Task inputs:
○ ○ ○
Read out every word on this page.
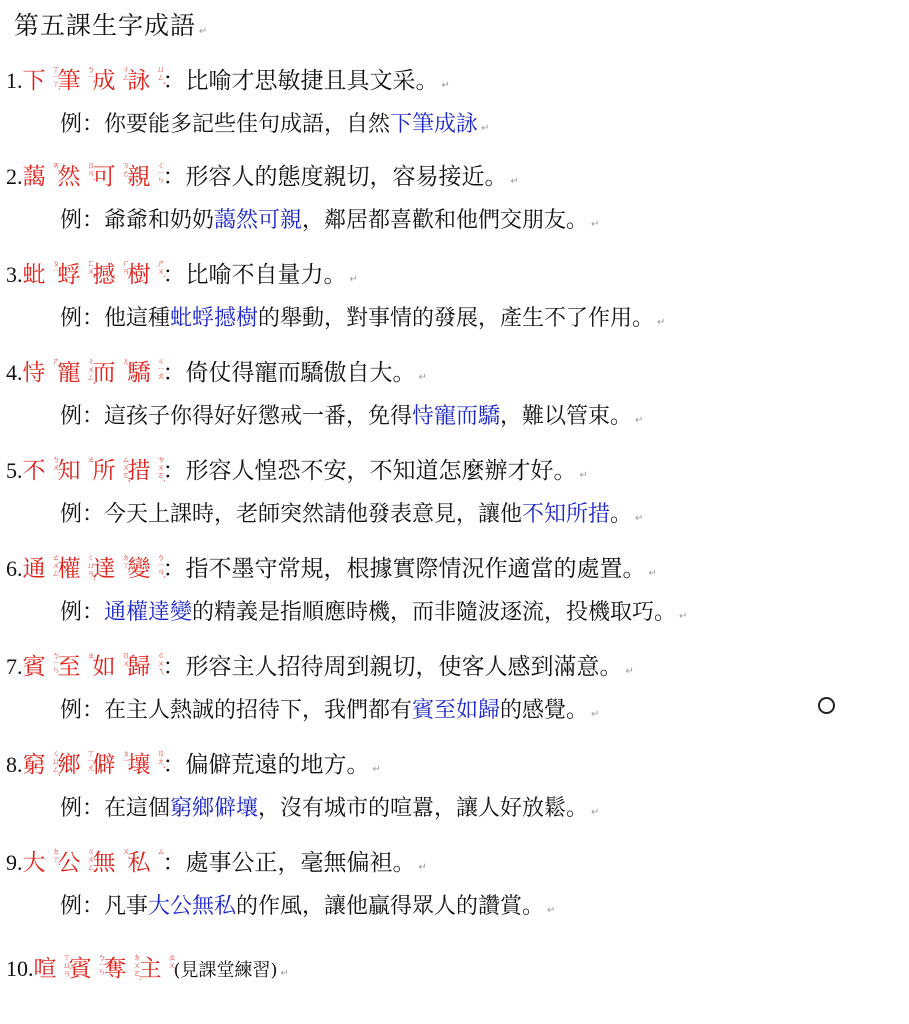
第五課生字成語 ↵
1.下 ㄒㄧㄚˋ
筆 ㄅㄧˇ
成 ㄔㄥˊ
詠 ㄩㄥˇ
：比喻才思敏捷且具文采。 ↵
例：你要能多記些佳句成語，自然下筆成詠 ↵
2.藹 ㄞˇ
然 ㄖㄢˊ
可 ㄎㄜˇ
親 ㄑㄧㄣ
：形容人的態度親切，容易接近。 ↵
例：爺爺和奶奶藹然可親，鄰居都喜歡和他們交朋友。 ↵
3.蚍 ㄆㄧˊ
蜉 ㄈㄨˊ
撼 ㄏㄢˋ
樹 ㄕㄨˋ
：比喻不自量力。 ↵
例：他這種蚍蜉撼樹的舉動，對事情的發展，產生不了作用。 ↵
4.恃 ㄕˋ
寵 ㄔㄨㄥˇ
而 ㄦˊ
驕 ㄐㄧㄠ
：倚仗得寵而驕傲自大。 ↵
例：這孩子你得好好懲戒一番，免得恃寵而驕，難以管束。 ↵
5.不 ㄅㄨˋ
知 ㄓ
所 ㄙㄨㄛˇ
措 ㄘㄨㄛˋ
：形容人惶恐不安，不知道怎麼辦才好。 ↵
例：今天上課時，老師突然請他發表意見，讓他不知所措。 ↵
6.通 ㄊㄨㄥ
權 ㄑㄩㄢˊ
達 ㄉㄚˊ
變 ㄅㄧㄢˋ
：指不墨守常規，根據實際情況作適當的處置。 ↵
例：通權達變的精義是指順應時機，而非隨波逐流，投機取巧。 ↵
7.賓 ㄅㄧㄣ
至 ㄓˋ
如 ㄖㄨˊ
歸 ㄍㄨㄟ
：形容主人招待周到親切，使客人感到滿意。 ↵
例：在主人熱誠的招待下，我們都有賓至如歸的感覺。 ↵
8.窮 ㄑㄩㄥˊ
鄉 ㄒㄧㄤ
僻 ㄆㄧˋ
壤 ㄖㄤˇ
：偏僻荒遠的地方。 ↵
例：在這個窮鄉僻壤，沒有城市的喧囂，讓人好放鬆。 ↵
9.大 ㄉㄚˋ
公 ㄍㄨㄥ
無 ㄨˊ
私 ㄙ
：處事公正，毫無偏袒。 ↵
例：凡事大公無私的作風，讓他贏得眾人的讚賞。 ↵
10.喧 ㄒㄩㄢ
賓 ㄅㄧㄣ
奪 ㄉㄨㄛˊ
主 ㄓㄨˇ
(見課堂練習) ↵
○ ○ ○
What is expected: Output the records above exactly; leave out the pictures.

Answer in full:
Read out every word on this page.
第五課生字成語 ↵
1.下 ㄒㄧㄚˋ
筆 ㄅㄧˇ
成 ㄔㄥˊ
詠 ㄩㄥˇ
：比喻才思敏捷且具文采。 ↵
例：你要能多記些佳句成語，自然下筆成詠 ↵
2.藹 ㄞˇ
然 ㄖㄢˊ
可 ㄎㄜˇ
親 ㄑㄧㄣ
：形容人的態度親切，容易接近。 ↵
例：爺爺和奶奶藹然可親，鄰居都喜歡和他們交朋友。 ↵
3.蚍 ㄆㄧˊ
蜉 ㄈㄨˊ
撼 ㄏㄢˋ
樹 ㄕㄨˋ
：比喻不自量力。 ↵
例：他這種蚍蜉撼樹的舉動，對事情的發展，產生不了作用。 ↵
4.恃 ㄕˋ
寵 ㄔㄨㄥˇ
而 ㄦˊ
驕 ㄐㄧㄠ
：倚仗得寵而驕傲自大。 ↵
例：這孩子你得好好懲戒一番，免得恃寵而驕，難以管束。 ↵
5.不 ㄅㄨˋ
知 ㄓ
所 ㄙㄨㄛˇ
措 ㄘㄨㄛˋ
：形容人惶恐不安，不知道怎麼辦才好。 ↵
例：今天上課時，老師突然請他發表意見，讓他不知所措。 ↵
6.通 ㄊㄨㄥ
權 ㄑㄩㄢˊ
達 ㄉㄚˊ
變 ㄅㄧㄢˋ
：指不墨守常規，根據實際情況作適當的處置。 ↵
例：通權達變的精義是指順應時機，而非隨波逐流，投機取巧。 ↵
7.賓 ㄅㄧㄣ
至 ㄓˋ
如 ㄖㄨˊ
歸 ㄍㄨㄟ
：形容主人招待周到親切，使客人感到滿意。 ↵
例：在主人熱誠的招待下，我們都有賓至如歸的感覺。 ↵
8.窮 ㄑㄩㄥˊ
鄉 ㄒㄧㄤ
僻 ㄆㄧˋ
壤 ㄖㄤˇ
：偏僻荒遠的地方。 ↵
例：在這個窮鄉僻壤，沒有城市的喧囂，讓人好放鬆。 ↵
9.大 ㄉㄚˋ
公 ㄍㄨㄥ
無 ㄨˊ
私 ㄙ
：處事公正，毫無偏袒。 ↵
例：凡事大公無私的作風，讓他贏得眾人的讚賞。 ↵
10.喧 ㄒㄩㄢ
賓 ㄅㄧㄣ
奪 ㄉㄨㄛˊ
主 ㄓㄨˇ
(見課堂練習) ↵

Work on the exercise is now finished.